** Goal **
Swap every "MSCI ACWI" in the rows for "MSCI World" and write the rows out again with nothing else altered.

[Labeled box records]
— start —

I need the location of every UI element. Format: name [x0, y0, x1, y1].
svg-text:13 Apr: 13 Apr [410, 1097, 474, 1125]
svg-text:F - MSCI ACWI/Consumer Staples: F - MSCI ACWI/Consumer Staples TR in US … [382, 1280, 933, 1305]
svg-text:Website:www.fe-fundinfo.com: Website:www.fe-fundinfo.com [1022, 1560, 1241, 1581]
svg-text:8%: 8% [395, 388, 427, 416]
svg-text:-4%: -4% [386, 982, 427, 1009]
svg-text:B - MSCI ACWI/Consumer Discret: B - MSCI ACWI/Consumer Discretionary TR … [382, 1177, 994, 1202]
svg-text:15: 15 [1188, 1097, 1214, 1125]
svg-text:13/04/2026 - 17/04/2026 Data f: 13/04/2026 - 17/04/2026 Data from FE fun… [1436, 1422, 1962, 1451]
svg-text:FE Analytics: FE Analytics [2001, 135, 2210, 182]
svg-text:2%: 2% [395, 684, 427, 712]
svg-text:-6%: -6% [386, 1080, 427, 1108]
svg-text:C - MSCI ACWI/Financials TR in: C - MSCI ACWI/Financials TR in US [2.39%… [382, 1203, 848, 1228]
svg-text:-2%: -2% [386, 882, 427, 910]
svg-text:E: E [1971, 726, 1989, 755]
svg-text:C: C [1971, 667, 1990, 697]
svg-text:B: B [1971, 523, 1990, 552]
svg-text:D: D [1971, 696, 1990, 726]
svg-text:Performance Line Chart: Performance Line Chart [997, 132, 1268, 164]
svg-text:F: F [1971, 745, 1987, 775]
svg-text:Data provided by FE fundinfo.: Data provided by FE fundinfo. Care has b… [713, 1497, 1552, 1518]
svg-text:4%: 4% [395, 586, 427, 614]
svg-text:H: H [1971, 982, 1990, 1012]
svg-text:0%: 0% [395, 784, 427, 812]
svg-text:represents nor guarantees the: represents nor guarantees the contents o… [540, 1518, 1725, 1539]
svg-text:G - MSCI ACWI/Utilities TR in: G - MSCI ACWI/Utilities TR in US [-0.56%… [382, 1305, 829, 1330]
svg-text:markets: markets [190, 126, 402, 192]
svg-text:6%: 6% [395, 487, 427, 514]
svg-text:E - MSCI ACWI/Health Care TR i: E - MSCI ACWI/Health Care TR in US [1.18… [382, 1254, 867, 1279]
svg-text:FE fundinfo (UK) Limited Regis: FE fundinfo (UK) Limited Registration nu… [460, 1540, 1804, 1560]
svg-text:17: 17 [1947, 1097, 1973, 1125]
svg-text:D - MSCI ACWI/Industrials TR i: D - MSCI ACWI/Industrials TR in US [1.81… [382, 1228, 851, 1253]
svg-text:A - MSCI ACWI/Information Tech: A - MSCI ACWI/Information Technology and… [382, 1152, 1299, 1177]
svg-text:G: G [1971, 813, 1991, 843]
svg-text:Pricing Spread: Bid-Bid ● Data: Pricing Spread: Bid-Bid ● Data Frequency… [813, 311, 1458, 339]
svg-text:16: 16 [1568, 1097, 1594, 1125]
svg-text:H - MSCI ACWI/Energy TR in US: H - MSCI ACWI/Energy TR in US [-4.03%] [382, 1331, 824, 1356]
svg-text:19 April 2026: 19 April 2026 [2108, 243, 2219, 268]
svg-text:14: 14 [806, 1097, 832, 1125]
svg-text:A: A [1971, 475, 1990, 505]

— end —

** Task result **
I need the location of every UI element. Format: name [x0, y0, x1, y1].
svg-text:13 Apr: 13 Apr [410, 1097, 474, 1125]
svg-text:F - MSCI World/Consumer Staples: F - MSCI World/Consumer Staples TR in US … [382, 1280, 933, 1305]
svg-text:Website:www.fe-fundinfo.com: Website:www.fe-fundinfo.com [1022, 1560, 1241, 1581]
svg-text:8%: 8% [395, 388, 427, 416]
svg-text:-4%: -4% [386, 982, 427, 1009]
svg-text:B - MSCI World/Consumer Discret: B - MSCI World/Consumer Discretionary TR … [382, 1177, 994, 1202]
svg-text:15: 15 [1188, 1097, 1214, 1125]
svg-text:13/04/2026 - 17/04/2026 Data f: 13/04/2026 - 17/04/2026 Data from FE fun… [1436, 1422, 1962, 1451]
svg-text:FE Analytics: FE Analytics [2001, 135, 2210, 182]
svg-text:2%: 2% [395, 684, 427, 712]
svg-text:-6%: -6% [386, 1080, 427, 1108]
svg-text:C - MSCI World/Financials TR in: C - MSCI World/Financials TR in US [2.39%… [382, 1203, 848, 1228]
svg-text:-2%: -2% [386, 882, 427, 910]
svg-text:E: E [1971, 726, 1989, 755]
svg-text:C: C [1971, 667, 1990, 697]
svg-text:B: B [1971, 523, 1990, 552]
svg-text:D: D [1971, 696, 1990, 726]
svg-text:Performance Line Chart: Performance Line Chart [997, 132, 1268, 164]
svg-text:F: F [1971, 745, 1987, 775]
svg-text:Data provided by FE fundinfo.: Data provided by FE fundinfo. Care has b… [713, 1497, 1552, 1518]
svg-text:4%: 4% [395, 586, 427, 614]
svg-text:H: H [1971, 982, 1990, 1012]
svg-text:0%: 0% [395, 784, 427, 812]
svg-text:represents nor guarantees the: represents nor guarantees the contents o… [540, 1518, 1725, 1539]
svg-text:G - MSCI World/Utilities TR in: G - MSCI World/Utilities TR in US [-0.56%… [382, 1305, 829, 1330]
svg-text:markets: markets [190, 126, 402, 192]
svg-text:6%: 6% [395, 487, 427, 514]
svg-text:E - MSCI World/Health Care TR i: E - MSCI World/Health Care TR in US [1.18… [382, 1254, 867, 1279]
svg-text:FE fundinfo (UK) Limited Regis: FE fundinfo (UK) Limited Registration nu… [460, 1540, 1804, 1560]
svg-text:17: 17 [1947, 1097, 1973, 1125]
svg-text:D - MSCI World/Industrials TR i: D - MSCI World/Industrials TR in US [1.81… [382, 1228, 851, 1253]
svg-text:A - MSCI World/Information Tech: A - MSCI World/Information Technology and… [382, 1152, 1299, 1177]
svg-text:G: G [1971, 813, 1991, 843]
svg-text:Pricing Spread: Bid-Bid ● Data: Pricing Spread: Bid-Bid ● Data Frequency… [813, 311, 1458, 339]
svg-text:16: 16 [1568, 1097, 1594, 1125]
svg-text:H - MSCI World/Energy TR in US: H - MSCI World/Energy TR in US [-4.03%] [382, 1331, 824, 1356]
svg-text:19 April 2026: 19 April 2026 [2108, 243, 2219, 268]
svg-text:14: 14 [806, 1097, 832, 1125]
svg-text:A: A [1971, 475, 1990, 505]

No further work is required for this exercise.